------ Supplied material

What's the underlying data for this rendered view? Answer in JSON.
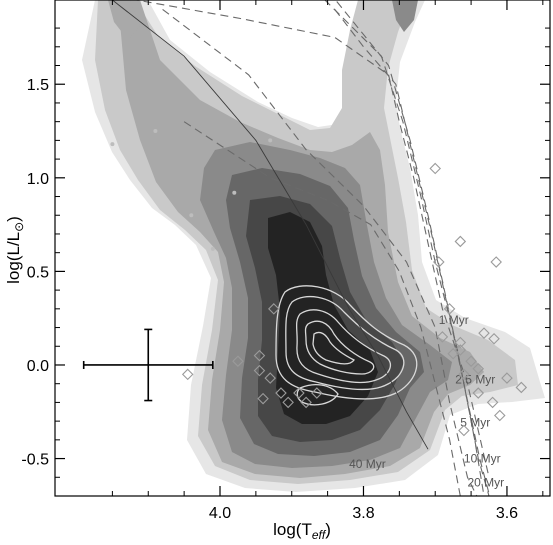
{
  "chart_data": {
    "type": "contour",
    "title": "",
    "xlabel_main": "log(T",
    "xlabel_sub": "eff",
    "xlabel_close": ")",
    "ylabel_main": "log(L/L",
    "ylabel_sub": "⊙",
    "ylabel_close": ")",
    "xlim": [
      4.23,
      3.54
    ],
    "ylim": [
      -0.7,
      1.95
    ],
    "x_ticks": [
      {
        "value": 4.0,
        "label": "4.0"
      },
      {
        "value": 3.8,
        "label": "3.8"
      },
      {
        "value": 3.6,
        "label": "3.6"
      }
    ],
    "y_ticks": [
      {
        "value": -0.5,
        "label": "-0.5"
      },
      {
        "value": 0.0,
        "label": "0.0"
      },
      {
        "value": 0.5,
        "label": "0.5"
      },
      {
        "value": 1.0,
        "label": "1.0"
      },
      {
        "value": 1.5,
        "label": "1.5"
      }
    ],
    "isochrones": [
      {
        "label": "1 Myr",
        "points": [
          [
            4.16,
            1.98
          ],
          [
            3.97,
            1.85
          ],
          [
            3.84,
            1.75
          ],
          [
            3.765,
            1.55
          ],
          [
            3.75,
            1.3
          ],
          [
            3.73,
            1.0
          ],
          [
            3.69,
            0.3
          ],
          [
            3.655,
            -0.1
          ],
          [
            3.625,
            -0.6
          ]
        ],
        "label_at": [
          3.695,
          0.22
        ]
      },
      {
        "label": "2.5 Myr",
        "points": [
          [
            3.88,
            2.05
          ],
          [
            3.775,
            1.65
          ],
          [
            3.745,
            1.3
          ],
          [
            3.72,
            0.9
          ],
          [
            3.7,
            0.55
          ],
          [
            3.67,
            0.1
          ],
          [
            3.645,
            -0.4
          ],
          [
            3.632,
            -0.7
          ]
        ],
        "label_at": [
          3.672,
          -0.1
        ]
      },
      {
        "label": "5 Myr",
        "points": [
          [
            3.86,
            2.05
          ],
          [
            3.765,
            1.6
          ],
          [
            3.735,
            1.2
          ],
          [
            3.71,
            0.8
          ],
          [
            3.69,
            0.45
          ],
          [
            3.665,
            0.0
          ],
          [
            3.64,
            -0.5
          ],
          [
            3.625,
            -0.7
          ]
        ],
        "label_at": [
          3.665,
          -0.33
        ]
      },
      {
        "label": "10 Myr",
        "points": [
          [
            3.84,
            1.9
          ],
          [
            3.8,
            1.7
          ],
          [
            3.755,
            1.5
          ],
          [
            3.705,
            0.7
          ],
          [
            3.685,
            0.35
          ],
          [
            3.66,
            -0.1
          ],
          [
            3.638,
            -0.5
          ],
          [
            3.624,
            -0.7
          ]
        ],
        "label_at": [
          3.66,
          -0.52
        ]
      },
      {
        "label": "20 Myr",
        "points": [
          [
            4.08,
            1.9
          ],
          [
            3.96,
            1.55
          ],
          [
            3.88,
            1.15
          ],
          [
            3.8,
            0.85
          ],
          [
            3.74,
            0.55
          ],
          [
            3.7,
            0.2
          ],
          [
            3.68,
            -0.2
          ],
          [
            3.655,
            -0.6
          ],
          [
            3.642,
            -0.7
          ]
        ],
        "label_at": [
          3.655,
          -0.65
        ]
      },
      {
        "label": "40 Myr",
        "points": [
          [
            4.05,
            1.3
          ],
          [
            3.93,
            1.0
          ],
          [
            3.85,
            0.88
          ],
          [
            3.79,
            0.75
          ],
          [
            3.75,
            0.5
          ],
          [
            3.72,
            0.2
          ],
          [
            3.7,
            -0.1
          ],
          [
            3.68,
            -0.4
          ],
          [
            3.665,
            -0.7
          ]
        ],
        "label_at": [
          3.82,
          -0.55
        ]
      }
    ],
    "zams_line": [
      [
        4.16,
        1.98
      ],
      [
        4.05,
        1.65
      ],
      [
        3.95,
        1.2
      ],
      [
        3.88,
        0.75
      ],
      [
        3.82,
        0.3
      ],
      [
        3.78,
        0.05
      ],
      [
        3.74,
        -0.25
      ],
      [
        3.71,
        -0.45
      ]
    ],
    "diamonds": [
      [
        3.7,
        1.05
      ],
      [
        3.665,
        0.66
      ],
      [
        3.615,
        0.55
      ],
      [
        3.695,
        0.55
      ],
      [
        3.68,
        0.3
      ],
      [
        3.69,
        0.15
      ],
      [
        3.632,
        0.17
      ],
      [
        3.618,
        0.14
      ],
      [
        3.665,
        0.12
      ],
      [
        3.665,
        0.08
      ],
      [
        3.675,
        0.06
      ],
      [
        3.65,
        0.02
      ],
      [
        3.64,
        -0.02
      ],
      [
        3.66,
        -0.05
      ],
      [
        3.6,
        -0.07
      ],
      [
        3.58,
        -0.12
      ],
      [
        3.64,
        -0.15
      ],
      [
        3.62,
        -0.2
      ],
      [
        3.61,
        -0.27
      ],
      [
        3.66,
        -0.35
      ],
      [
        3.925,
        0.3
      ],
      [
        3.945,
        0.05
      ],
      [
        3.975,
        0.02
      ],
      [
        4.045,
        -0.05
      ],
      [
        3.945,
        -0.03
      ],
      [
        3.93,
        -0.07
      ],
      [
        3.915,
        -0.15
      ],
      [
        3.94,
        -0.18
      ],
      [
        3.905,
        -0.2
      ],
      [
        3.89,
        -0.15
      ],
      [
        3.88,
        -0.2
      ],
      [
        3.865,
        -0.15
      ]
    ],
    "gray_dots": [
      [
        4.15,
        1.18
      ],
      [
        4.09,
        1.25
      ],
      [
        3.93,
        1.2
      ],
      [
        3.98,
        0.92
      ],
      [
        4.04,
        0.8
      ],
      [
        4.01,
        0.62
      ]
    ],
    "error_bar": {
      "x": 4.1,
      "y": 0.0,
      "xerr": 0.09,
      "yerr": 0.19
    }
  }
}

------------

[Short problem]
Using the data above, print every line exactly, omitting pictures.

[Output of the exercise]
What's the underlying data for this rendered view? Answer in JSON.
{
  "chart_data": {
    "type": "contour",
    "title": "",
    "xlabel_main": "log(T",
    "xlabel_sub": "eff",
    "xlabel_close": ")",
    "ylabel_main": "log(L/L",
    "ylabel_sub": "⊙",
    "ylabel_close": ")",
    "xlim": [
      4.23,
      3.54
    ],
    "ylim": [
      -0.7,
      1.95
    ],
    "x_ticks": [
      {
        "value": 4.0,
        "label": "4.0"
      },
      {
        "value": 3.8,
        "label": "3.8"
      },
      {
        "value": 3.6,
        "label": "3.6"
      }
    ],
    "y_ticks": [
      {
        "value": -0.5,
        "label": "-0.5"
      },
      {
        "value": 0.0,
        "label": "0.0"
      },
      {
        "value": 0.5,
        "label": "0.5"
      },
      {
        "value": 1.0,
        "label": "1.0"
      },
      {
        "value": 1.5,
        "label": "1.5"
      }
    ],
    "isochrones": [
      {
        "label": "1 Myr",
        "points": [
          [
            4.16,
            1.98
          ],
          [
            3.97,
            1.85
          ],
          [
            3.84,
            1.75
          ],
          [
            3.765,
            1.55
          ],
          [
            3.75,
            1.3
          ],
          [
            3.73,
            1.0
          ],
          [
            3.69,
            0.3
          ],
          [
            3.655,
            -0.1
          ],
          [
            3.625,
            -0.6
          ]
        ],
        "label_at": [
          3.695,
          0.22
        ]
      },
      {
        "label": "2.5 Myr",
        "points": [
          [
            3.88,
            2.05
          ],
          [
            3.775,
            1.65
          ],
          [
            3.745,
            1.3
          ],
          [
            3.72,
            0.9
          ],
          [
            3.7,
            0.55
          ],
          [
            3.67,
            0.1
          ],
          [
            3.645,
            -0.4
          ],
          [
            3.632,
            -0.7
          ]
        ],
        "label_at": [
          3.672,
          -0.1
        ]
      },
      {
        "label": "5 Myr",
        "points": [
          [
            3.86,
            2.05
          ],
          [
            3.765,
            1.6
          ],
          [
            3.735,
            1.2
          ],
          [
            3.71,
            0.8
          ],
          [
            3.69,
            0.45
          ],
          [
            3.665,
            0.0
          ],
          [
            3.64,
            -0.5
          ],
          [
            3.625,
            -0.7
          ]
        ],
        "label_at": [
          3.665,
          -0.33
        ]
      },
      {
        "label": "10 Myr",
        "points": [
          [
            3.84,
            1.9
          ],
          [
            3.8,
            1.7
          ],
          [
            3.755,
            1.5
          ],
          [
            3.705,
            0.7
          ],
          [
            3.685,
            0.35
          ],
          [
            3.66,
            -0.1
          ],
          [
            3.638,
            -0.5
          ],
          [
            3.624,
            -0.7
          ]
        ],
        "label_at": [
          3.66,
          -0.52
        ]
      },
      {
        "label": "20 Myr",
        "points": [
          [
            4.08,
            1.9
          ],
          [
            3.96,
            1.55
          ],
          [
            3.88,
            1.15
          ],
          [
            3.8,
            0.85
          ],
          [
            3.74,
            0.55
          ],
          [
            3.7,
            0.2
          ],
          [
            3.68,
            -0.2
          ],
          [
            3.655,
            -0.6
          ],
          [
            3.642,
            -0.7
          ]
        ],
        "label_at": [
          3.655,
          -0.65
        ]
      },
      {
        "label": "40 Myr",
        "points": [
          [
            4.05,
            1.3
          ],
          [
            3.93,
            1.0
          ],
          [
            3.85,
            0.88
          ],
          [
            3.79,
            0.75
          ],
          [
            3.75,
            0.5
          ],
          [
            3.72,
            0.2
          ],
          [
            3.7,
            -0.1
          ],
          [
            3.68,
            -0.4
          ],
          [
            3.665,
            -0.7
          ]
        ],
        "label_at": [
          3.82,
          -0.55
        ]
      }
    ],
    "zams_line": [
      [
        4.16,
        1.98
      ],
      [
        4.05,
        1.65
      ],
      [
        3.95,
        1.2
      ],
      [
        3.88,
        0.75
      ],
      [
        3.82,
        0.3
      ],
      [
        3.78,
        0.05
      ],
      [
        3.74,
        -0.25
      ],
      [
        3.71,
        -0.45
      ]
    ],
    "diamonds": [
      [
        3.7,
        1.05
      ],
      [
        3.665,
        0.66
      ],
      [
        3.615,
        0.55
      ],
      [
        3.695,
        0.55
      ],
      [
        3.68,
        0.3
      ],
      [
        3.69,
        0.15
      ],
      [
        3.632,
        0.17
      ],
      [
        3.618,
        0.14
      ],
      [
        3.665,
        0.12
      ],
      [
        3.665,
        0.08
      ],
      [
        3.675,
        0.06
      ],
      [
        3.65,
        0.02
      ],
      [
        3.64,
        -0.02
      ],
      [
        3.66,
        -0.05
      ],
      [
        3.6,
        -0.07
      ],
      [
        3.58,
        -0.12
      ],
      [
        3.64,
        -0.15
      ],
      [
        3.62,
        -0.2
      ],
      [
        3.61,
        -0.27
      ],
      [
        3.66,
        -0.35
      ],
      [
        3.925,
        0.3
      ],
      [
        3.945,
        0.05
      ],
      [
        3.975,
        0.02
      ],
      [
        4.045,
        -0.05
      ],
      [
        3.945,
        -0.03
      ],
      [
        3.93,
        -0.07
      ],
      [
        3.915,
        -0.15
      ],
      [
        3.94,
        -0.18
      ],
      [
        3.905,
        -0.2
      ],
      [
        3.89,
        -0.15
      ],
      [
        3.88,
        -0.2
      ],
      [
        3.865,
        -0.15
      ]
    ],
    "gray_dots": [
      [
        4.15,
        1.18
      ],
      [
        4.09,
        1.25
      ],
      [
        3.93,
        1.2
      ],
      [
        3.98,
        0.92
      ],
      [
        4.04,
        0.8
      ],
      [
        4.01,
        0.62
      ]
    ],
    "error_bar": {
      "x": 4.1,
      "y": 0.0,
      "xerr": 0.09,
      "yerr": 0.19
    }
  }
}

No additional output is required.